** Exercise description **
What number of lines in the entries hold the string "risk"? Answer with it alone.

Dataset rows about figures
****

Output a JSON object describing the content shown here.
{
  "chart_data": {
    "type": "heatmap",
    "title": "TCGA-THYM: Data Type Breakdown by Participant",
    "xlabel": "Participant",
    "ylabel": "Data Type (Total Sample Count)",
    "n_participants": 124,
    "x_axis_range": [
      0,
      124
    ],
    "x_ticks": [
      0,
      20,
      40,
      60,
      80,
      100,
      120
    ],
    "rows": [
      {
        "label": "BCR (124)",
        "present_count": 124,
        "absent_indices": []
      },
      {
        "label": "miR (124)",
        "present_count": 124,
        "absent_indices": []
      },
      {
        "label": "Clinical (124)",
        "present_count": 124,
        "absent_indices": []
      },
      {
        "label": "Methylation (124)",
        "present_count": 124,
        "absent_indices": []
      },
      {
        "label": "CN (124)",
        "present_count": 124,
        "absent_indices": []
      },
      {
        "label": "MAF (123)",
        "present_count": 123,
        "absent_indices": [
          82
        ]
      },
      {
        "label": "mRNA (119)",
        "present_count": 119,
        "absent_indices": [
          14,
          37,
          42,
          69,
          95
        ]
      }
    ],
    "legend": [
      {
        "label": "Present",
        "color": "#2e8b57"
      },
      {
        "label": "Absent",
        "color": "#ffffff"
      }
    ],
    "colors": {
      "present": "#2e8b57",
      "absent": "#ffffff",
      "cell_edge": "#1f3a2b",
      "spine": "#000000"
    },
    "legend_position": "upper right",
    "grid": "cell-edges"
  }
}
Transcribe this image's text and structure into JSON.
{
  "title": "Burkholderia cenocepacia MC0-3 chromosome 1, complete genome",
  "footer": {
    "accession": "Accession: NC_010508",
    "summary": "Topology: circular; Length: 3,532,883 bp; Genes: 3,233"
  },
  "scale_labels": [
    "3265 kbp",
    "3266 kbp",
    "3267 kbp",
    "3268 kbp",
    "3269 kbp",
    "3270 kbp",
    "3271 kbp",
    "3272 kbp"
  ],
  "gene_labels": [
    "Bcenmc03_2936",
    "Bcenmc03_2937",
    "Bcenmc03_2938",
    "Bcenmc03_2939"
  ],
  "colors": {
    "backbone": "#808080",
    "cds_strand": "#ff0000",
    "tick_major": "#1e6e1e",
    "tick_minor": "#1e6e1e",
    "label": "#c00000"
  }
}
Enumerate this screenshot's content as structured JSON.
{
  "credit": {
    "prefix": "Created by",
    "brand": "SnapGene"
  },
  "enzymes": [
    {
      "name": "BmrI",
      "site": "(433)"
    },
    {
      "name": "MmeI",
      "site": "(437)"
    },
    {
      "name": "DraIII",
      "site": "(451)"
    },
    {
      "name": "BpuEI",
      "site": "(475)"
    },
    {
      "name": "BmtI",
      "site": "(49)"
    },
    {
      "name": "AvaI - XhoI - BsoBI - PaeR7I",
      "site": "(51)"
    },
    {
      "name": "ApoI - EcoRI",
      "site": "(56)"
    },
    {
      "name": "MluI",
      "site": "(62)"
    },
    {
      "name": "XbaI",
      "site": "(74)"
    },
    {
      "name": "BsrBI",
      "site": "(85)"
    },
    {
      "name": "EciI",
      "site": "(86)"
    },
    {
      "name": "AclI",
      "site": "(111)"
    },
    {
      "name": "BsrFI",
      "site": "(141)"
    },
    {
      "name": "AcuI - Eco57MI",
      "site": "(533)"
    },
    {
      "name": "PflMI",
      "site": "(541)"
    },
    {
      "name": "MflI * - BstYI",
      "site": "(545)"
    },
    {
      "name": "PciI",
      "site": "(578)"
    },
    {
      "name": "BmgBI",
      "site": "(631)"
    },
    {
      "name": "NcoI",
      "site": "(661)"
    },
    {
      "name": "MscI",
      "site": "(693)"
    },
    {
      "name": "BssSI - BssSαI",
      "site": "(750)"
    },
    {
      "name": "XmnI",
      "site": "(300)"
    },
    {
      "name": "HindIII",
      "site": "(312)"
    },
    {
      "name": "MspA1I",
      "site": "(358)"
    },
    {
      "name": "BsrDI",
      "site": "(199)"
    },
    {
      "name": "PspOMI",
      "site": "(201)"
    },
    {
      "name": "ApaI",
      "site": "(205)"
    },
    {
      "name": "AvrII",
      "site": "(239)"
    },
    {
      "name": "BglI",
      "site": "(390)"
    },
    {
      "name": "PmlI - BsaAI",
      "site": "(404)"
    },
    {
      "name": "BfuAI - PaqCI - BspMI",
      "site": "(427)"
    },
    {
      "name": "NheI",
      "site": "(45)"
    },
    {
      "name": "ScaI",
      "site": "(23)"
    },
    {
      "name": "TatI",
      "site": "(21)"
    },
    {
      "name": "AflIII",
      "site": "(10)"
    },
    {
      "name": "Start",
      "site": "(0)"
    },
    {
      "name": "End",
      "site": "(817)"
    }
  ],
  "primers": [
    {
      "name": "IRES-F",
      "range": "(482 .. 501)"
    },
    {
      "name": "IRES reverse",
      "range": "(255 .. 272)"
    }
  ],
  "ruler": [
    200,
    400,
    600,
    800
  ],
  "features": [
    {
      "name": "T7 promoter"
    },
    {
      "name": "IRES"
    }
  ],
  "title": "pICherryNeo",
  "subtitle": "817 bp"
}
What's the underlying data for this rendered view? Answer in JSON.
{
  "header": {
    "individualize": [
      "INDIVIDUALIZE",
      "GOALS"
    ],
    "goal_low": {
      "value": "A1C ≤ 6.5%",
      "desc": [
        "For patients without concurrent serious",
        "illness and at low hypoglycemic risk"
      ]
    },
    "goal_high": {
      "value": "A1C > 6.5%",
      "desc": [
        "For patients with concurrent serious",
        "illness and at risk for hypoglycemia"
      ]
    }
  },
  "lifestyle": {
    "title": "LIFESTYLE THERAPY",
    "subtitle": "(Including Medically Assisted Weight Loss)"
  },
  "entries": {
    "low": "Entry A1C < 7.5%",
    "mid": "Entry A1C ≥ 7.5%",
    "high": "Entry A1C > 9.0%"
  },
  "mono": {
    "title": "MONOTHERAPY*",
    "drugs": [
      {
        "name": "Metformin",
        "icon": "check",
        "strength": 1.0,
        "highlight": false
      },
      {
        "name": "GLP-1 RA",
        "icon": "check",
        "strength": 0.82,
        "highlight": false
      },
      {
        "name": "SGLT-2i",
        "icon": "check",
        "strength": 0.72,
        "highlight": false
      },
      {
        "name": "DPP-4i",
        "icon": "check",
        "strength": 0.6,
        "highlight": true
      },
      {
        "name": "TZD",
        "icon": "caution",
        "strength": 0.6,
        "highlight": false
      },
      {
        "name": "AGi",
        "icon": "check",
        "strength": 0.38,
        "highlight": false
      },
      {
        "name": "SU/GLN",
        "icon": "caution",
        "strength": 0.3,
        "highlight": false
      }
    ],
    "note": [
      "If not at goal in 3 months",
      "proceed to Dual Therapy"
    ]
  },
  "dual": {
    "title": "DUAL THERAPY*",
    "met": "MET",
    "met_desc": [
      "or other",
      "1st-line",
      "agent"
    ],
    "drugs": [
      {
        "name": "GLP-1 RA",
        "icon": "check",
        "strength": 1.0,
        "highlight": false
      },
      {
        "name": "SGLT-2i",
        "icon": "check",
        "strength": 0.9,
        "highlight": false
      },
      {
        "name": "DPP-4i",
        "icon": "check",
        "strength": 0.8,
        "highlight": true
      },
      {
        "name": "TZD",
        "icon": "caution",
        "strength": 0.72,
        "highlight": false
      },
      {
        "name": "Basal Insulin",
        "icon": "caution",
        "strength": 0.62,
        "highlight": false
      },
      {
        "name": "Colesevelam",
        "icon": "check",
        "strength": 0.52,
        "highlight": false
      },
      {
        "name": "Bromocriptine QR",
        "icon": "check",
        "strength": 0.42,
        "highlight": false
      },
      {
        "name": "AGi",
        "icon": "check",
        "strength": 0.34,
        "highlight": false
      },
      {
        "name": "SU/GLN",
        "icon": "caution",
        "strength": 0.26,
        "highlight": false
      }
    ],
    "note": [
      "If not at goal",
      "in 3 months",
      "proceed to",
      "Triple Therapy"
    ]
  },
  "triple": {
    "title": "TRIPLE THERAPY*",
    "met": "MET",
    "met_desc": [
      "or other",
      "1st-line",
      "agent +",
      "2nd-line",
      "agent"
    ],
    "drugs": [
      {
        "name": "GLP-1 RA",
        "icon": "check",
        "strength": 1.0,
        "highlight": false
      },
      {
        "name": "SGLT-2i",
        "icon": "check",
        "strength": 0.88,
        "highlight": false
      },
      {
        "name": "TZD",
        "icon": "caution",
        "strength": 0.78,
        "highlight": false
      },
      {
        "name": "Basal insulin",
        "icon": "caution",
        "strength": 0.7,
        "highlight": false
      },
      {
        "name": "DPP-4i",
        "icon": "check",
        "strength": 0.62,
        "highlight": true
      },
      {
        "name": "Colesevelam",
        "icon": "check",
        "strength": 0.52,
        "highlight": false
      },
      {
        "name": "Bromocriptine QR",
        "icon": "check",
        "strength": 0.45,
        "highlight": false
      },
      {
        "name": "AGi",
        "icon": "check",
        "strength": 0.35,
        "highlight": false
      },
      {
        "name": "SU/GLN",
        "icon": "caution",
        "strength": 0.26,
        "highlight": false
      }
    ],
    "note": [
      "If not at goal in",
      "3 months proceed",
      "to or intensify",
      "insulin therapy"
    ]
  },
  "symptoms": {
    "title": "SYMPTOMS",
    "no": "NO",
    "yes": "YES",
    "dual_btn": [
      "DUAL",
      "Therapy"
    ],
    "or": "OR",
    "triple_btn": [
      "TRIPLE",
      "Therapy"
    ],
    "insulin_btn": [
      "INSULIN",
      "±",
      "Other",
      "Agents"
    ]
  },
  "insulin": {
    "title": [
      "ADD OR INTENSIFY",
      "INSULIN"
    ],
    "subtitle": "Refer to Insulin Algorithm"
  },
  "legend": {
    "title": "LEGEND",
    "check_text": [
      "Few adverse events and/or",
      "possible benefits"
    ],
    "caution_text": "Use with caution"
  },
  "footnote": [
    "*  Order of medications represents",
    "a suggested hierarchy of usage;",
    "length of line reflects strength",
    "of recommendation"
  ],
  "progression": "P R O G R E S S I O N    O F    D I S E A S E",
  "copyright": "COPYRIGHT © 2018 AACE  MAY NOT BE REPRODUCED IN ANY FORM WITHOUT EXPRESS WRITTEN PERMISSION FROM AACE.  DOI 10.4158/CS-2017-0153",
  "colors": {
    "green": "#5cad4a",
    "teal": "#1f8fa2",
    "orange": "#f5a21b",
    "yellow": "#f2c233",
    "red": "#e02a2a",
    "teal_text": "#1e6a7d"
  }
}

****

** Result **
2